MATERIAL PROVIDED:
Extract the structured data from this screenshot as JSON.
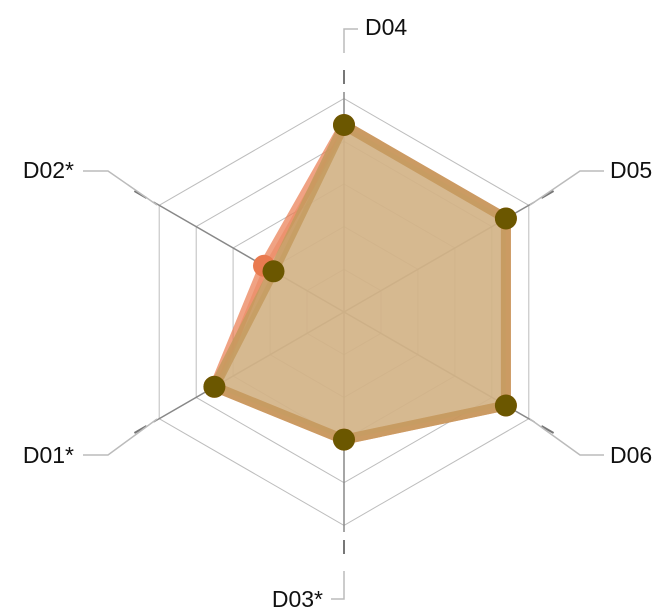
{
  "chart_data": {
    "type": "radar",
    "axes": [
      "D04",
      "D05",
      "D06",
      "D03*",
      "D01*",
      "D02*"
    ],
    "range": [
      0,
      1
    ],
    "grid_levels": 5,
    "series": [
      {
        "values": [
          0.85,
          0.85,
          0.85,
          0.58,
          0.68,
          0.42
        ],
        "color": "#e97a4f",
        "fill": "#f2b7a6"
      },
      {
        "values": [
          0.85,
          0.85,
          0.85,
          0.58,
          0.68,
          0.37
        ],
        "color": "#c49a5e",
        "fill": "#c9b27e",
        "marker_color": "#6b5700"
      }
    ],
    "grid": true,
    "legend": "none"
  }
}
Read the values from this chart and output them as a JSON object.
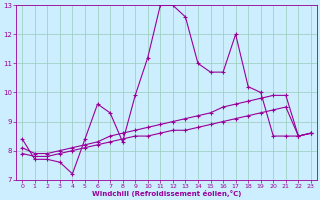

EXERCISE OBJECTIVE: Without including the pictures, reproduce all entries exactly.

EXERCISE RESPONSE:
Extract the structured data from this screenshot as JSON.
{
  "chart_data": {
    "type": "radar",
    "axes": [
      "D04",
      "D05",
      "D06",
      "D03*",
      "D01*",
      "D02*"
    ],
    "range": [
      0,
      1
    ],
    "grid_levels": 5,
    "series": [
      {
        "values": [
          0.85,
          0.85,
          0.85,
          0.58,
          0.68,
          0.42
        ],
        "color": "#e97a4f",
        "fill": "#f2b7a6"
      },
      {
        "values": [
          0.85,
          0.85,
          0.85,
          0.58,
          0.68,
          0.37
        ],
        "color": "#c49a5e",
        "fill": "#c9b27e",
        "marker_color": "#6b5700"
      }
    ],
    "grid": true,
    "legend": "none"
  }
}
Read the values from this chart and output them as a JSON object.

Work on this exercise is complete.